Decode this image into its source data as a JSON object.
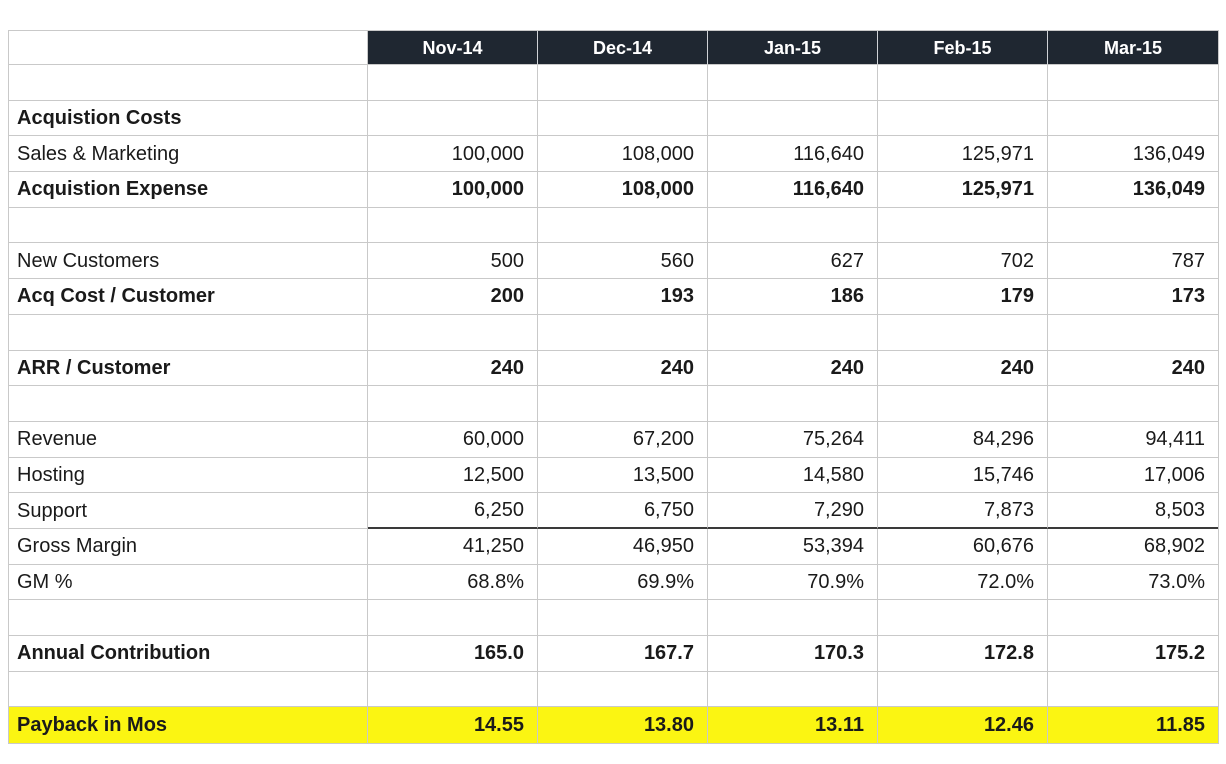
{
  "table": {
    "corner_label": "",
    "columns": [
      "Nov-14",
      "Dec-14",
      "Jan-15",
      "Feb-15",
      "Mar-15"
    ],
    "rows": [
      {
        "label": "",
        "values": [
          "",
          "",
          "",
          "",
          ""
        ]
      },
      {
        "label": "Acquistion Costs",
        "bold": true,
        "values": [
          "",
          "",
          "",
          "",
          ""
        ]
      },
      {
        "label": "Sales & Marketing",
        "values": [
          "100,000",
          "108,000",
          "116,640",
          "125,971",
          "136,049"
        ]
      },
      {
        "label": "Acquistion Expense",
        "bold": true,
        "values": [
          "100,000",
          "108,000",
          "116,640",
          "125,971",
          "136,049"
        ]
      },
      {
        "label": "",
        "values": [
          "",
          "",
          "",
          "",
          ""
        ]
      },
      {
        "label": "New Customers",
        "values": [
          "500",
          "560",
          "627",
          "702",
          "787"
        ]
      },
      {
        "label": "Acq Cost / Customer",
        "bold": true,
        "values": [
          "200",
          "193",
          "186",
          "179",
          "173"
        ]
      },
      {
        "label": "",
        "values": [
          "",
          "",
          "",
          "",
          ""
        ]
      },
      {
        "label": "ARR / Customer",
        "bold": true,
        "values": [
          "240",
          "240",
          "240",
          "240",
          "240"
        ]
      },
      {
        "label": "",
        "values": [
          "",
          "",
          "",
          "",
          ""
        ]
      },
      {
        "label": "Revenue",
        "values": [
          "60,000",
          "67,200",
          "75,264",
          "84,296",
          "94,411"
        ]
      },
      {
        "label": "Hosting",
        "values": [
          "12,500",
          "13,500",
          "14,580",
          "15,746",
          "17,006"
        ]
      },
      {
        "label": "Support",
        "thick_bottom": true,
        "values": [
          "6,250",
          "6,750",
          "7,290",
          "7,873",
          "8,503"
        ]
      },
      {
        "label": "Gross Margin",
        "values": [
          "41,250",
          "46,950",
          "53,394",
          "60,676",
          "68,902"
        ]
      },
      {
        "label": "GM %",
        "values": [
          "68.8%",
          "69.9%",
          "70.9%",
          "72.0%",
          "73.0%"
        ]
      },
      {
        "label": "",
        "values": [
          "",
          "",
          "",
          "",
          ""
        ]
      },
      {
        "label": "Annual Contribution",
        "bold": true,
        "values": [
          "165.0",
          "167.7",
          "170.3",
          "172.8",
          "175.2"
        ]
      },
      {
        "label": "",
        "values": [
          "",
          "",
          "",
          "",
          ""
        ]
      },
      {
        "label": "Payback in Mos",
        "bold": true,
        "highlight": true,
        "values": [
          "14.55",
          "13.80",
          "13.11",
          "12.46",
          "11.85"
        ]
      }
    ]
  },
  "colors": {
    "header_bg": "#1f2731",
    "header_text": "#ffffff",
    "grid_line": "#c9c9c9",
    "highlight_yellow": "#fbf512",
    "sum_border": "#3a3a3a",
    "text": "#1a1a1a"
  }
}
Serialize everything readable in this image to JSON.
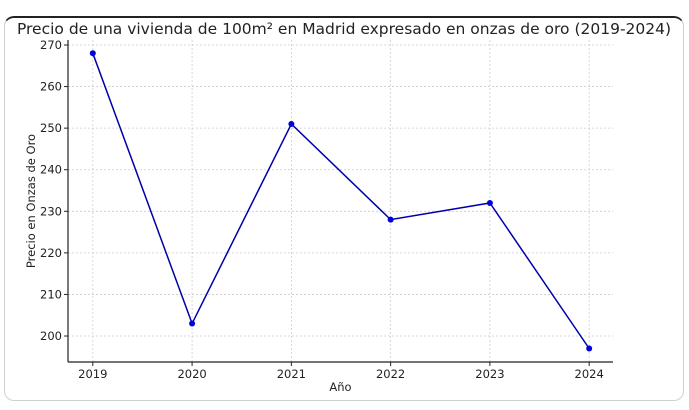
{
  "chart_data": {
    "type": "line",
    "title": "Precio de una vivienda de 100m² en Madrid expresado en onzas de oro (2019-2024)",
    "xlabel": "Año",
    "ylabel": "Precio en Onzas de Oro",
    "x": [
      2019,
      2020,
      2021,
      2022,
      2023,
      2024
    ],
    "values": [
      268,
      203,
      251,
      228,
      232,
      197
    ],
    "xticks": [
      "2019",
      "2020",
      "2021",
      "2022",
      "2023",
      "2024"
    ],
    "yticks": [
      "200",
      "210",
      "220",
      "230",
      "240",
      "250",
      "260",
      "270"
    ],
    "xlim": [
      2018.75,
      2024.24
    ],
    "ylim": [
      193.75,
      271.2
    ],
    "grid": true,
    "line_color": "#0000aa",
    "marker_color": "#0000dd"
  }
}
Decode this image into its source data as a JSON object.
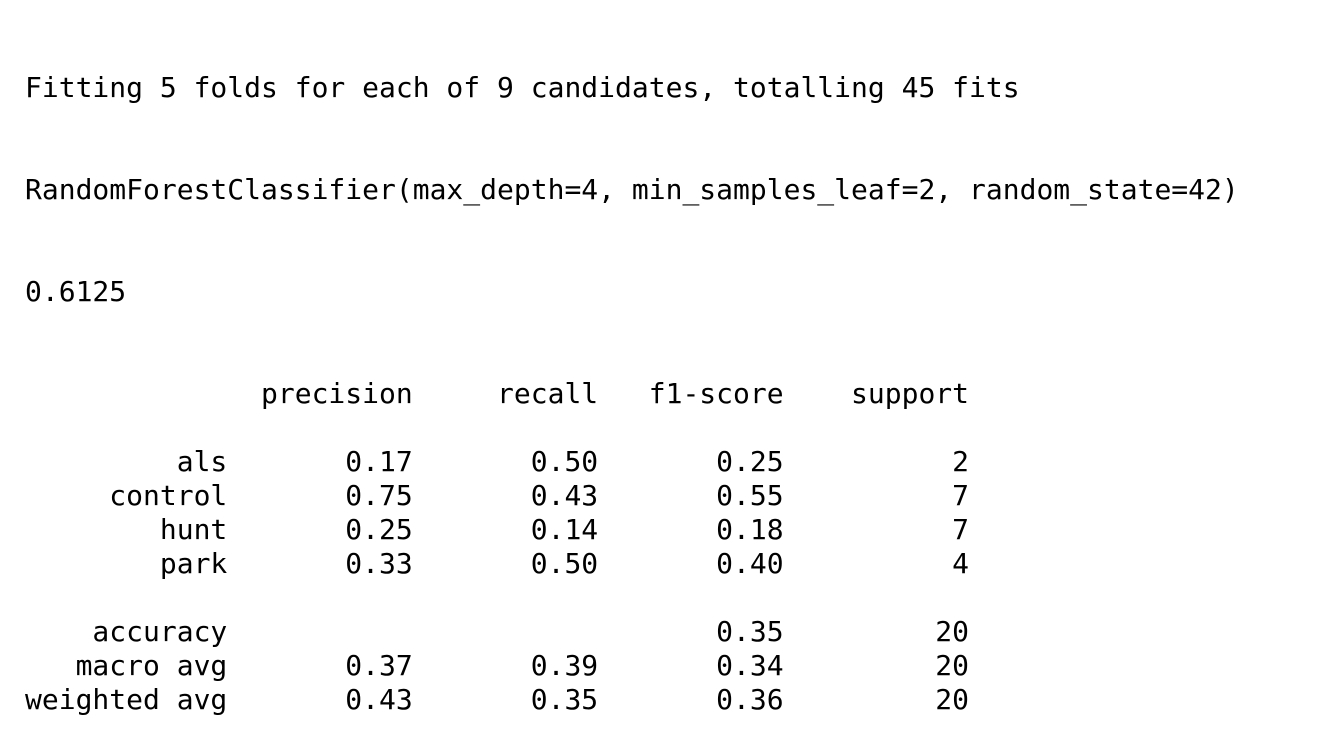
{
  "output": {
    "fit_message": "Fitting 5 folds for each of 9 candidates, totalling 45 fits",
    "best_estimator": "RandomForestClassifier(max_depth=4, min_samples_leaf=2, random_state=42)",
    "best_score": "0.6125",
    "report": {
      "headers": [
        "precision",
        "recall",
        "f1-score",
        "support"
      ],
      "rows": [
        {
          "label": "als",
          "precision": "0.17",
          "recall": "0.50",
          "f1": "0.25",
          "support": "2"
        },
        {
          "label": "control",
          "precision": "0.75",
          "recall": "0.43",
          "f1": "0.55",
          "support": "7"
        },
        {
          "label": "hunt",
          "precision": "0.25",
          "recall": "0.14",
          "f1": "0.18",
          "support": "7"
        },
        {
          "label": "park",
          "precision": "0.33",
          "recall": "0.50",
          "f1": "0.40",
          "support": "4"
        }
      ],
      "summary": [
        {
          "label": "accuracy",
          "precision": "",
          "recall": "",
          "f1": "0.35",
          "support": "20"
        },
        {
          "label": "macro avg",
          "precision": "0.37",
          "recall": "0.39",
          "f1": "0.34",
          "support": "20"
        },
        {
          "label": "weighted avg",
          "precision": "0.43",
          "recall": "0.35",
          "f1": "0.36",
          "support": "20"
        }
      ]
    }
  }
}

------------------------------------

- WORK REQUIRED
Your copy of the data should match it exactly, except that pictures are left out.

- EXERCISE RESPONSE
Decode this image into its source data as a JSON object.
{
  "table": {
    "corner_label": "",
    "columns": [
      "Nov-14",
      "Dec-14",
      "Jan-15",
      "Feb-15",
      "Mar-15"
    ],
    "rows": [
      {
        "label": "",
        "values": [
          "",
          "",
          "",
          "",
          ""
        ]
      },
      {
        "label": "Acquistion Costs",
        "bold": true,
        "values": [
          "",
          "",
          "",
          "",
          ""
        ]
      },
      {
        "label": "Sales & Marketing",
        "values": [
          "100,000",
          "108,000",
          "116,640",
          "125,971",
          "136,049"
        ]
      },
      {
        "label": "Acquistion Expense",
        "bold": true,
        "values": [
          "100,000",
          "108,000",
          "116,640",
          "125,971",
          "136,049"
        ]
      },
      {
        "label": "",
        "values": [
          "",
          "",
          "",
          "",
          ""
        ]
      },
      {
        "label": "New Customers",
        "values": [
          "500",
          "560",
          "627",
          "702",
          "787"
        ]
      },
      {
        "label": "Acq Cost / Customer",
        "bold": true,
        "values": [
          "200",
          "193",
          "186",
          "179",
          "173"
        ]
      },
      {
        "label": "",
        "values": [
          "",
          "",
          "",
          "",
          ""
        ]
      },
      {
        "label": "ARR / Customer",
        "bold": true,
        "values": [
          "240",
          "240",
          "240",
          "240",
          "240"
        ]
      },
      {
        "label": "",
        "values": [
          "",
          "",
          "",
          "",
          ""
        ]
      },
      {
        "label": "Revenue",
        "values": [
          "60,000",
          "67,200",
          "75,264",
          "84,296",
          "94,411"
        ]
      },
      {
        "label": "Hosting",
        "values": [
          "12,500",
          "13,500",
          "14,580",
          "15,746",
          "17,006"
        ]
      },
      {
        "label": "Support",
        "thick_bottom": true,
        "values": [
          "6,250",
          "6,750",
          "7,290",
          "7,873",
          "8,503"
        ]
      },
      {
        "label": "Gross Margin",
        "values": [
          "41,250",
          "46,950",
          "53,394",
          "60,676",
          "68,902"
        ]
      },
      {
        "label": "GM %",
        "values": [
          "68.8%",
          "69.9%",
          "70.9%",
          "72.0%",
          "73.0%"
        ]
      },
      {
        "label": "",
        "values": [
          "",
          "",
          "",
          "",
          ""
        ]
      },
      {
        "label": "Annual Contribution",
        "bold": true,
        "values": [
          "165.0",
          "167.7",
          "170.3",
          "172.8",
          "175.2"
        ]
      },
      {
        "label": "",
        "values": [
          "",
          "",
          "",
          "",
          ""
        ]
      },
      {
        "label": "Payback in Mos",
        "bold": true,
        "highlight": true,
        "values": [
          "14.55",
          "13.80",
          "13.11",
          "12.46",
          "11.85"
        ]
      }
    ]
  },
  "colors": {
    "header_bg": "#1f2731",
    "header_text": "#ffffff",
    "grid_line": "#c9c9c9",
    "highlight_yellow": "#fbf512",
    "sum_border": "#3a3a3a",
    "text": "#1a1a1a"
  }
}
Serialize everything readable in this image to JSON.
{
  "chart_data": {
    "type": "line",
    "title": "Precio de una vivienda de 100m² en Madrid expresado en onzas de oro (2019-2024)",
    "xlabel": "Año",
    "ylabel": "Precio en Onzas de Oro",
    "x": [
      2019,
      2020,
      2021,
      2022,
      2023,
      2024
    ],
    "values": [
      268,
      203,
      251,
      228,
      232,
      197
    ],
    "xticks": [
      "2019",
      "2020",
      "2021",
      "2022",
      "2023",
      "2024"
    ],
    "yticks": [
      "200",
      "210",
      "220",
      "230",
      "240",
      "250",
      "260",
      "270"
    ],
    "xlim": [
      2018.75,
      2024.24
    ],
    "ylim": [
      193.75,
      271.2
    ],
    "grid": true,
    "line_color": "#0000aa",
    "marker_color": "#0000dd"
  }
}
Decode this image into its source data as a JSON object.
{
  "output": {
    "fit_message": "Fitting 5 folds for each of 9 candidates, totalling 45 fits",
    "best_estimator": "RandomForestClassifier(max_depth=4, min_samples_leaf=2, random_state=42)",
    "best_score": "0.6125",
    "report": {
      "headers": [
        "precision",
        "recall",
        "f1-score",
        "support"
      ],
      "rows": [
        {
          "label": "als",
          "precision": "0.17",
          "recall": "0.50",
          "f1": "0.25",
          "support": "2"
        },
        {
          "label": "control",
          "precision": "0.75",
          "recall": "0.43",
          "f1": "0.55",
          "support": "7"
        },
        {
          "label": "hunt",
          "precision": "0.25",
          "recall": "0.14",
          "f1": "0.18",
          "support": "7"
        },
        {
          "label": "park",
          "precision": "0.33",
          "recall": "0.50",
          "f1": "0.40",
          "support": "4"
        }
      ],
      "summary": [
        {
          "label": "accuracy",
          "precision": "",
          "recall": "",
          "f1": "0.35",
          "support": "20"
        },
        {
          "label": "macro avg",
          "precision": "0.37",
          "recall": "0.39",
          "f1": "0.34",
          "support": "20"
        },
        {
          "label": "weighted avg",
          "precision": "0.43",
          "recall": "0.35",
          "f1": "0.36",
          "support": "20"
        }
      ]
    }
  }
}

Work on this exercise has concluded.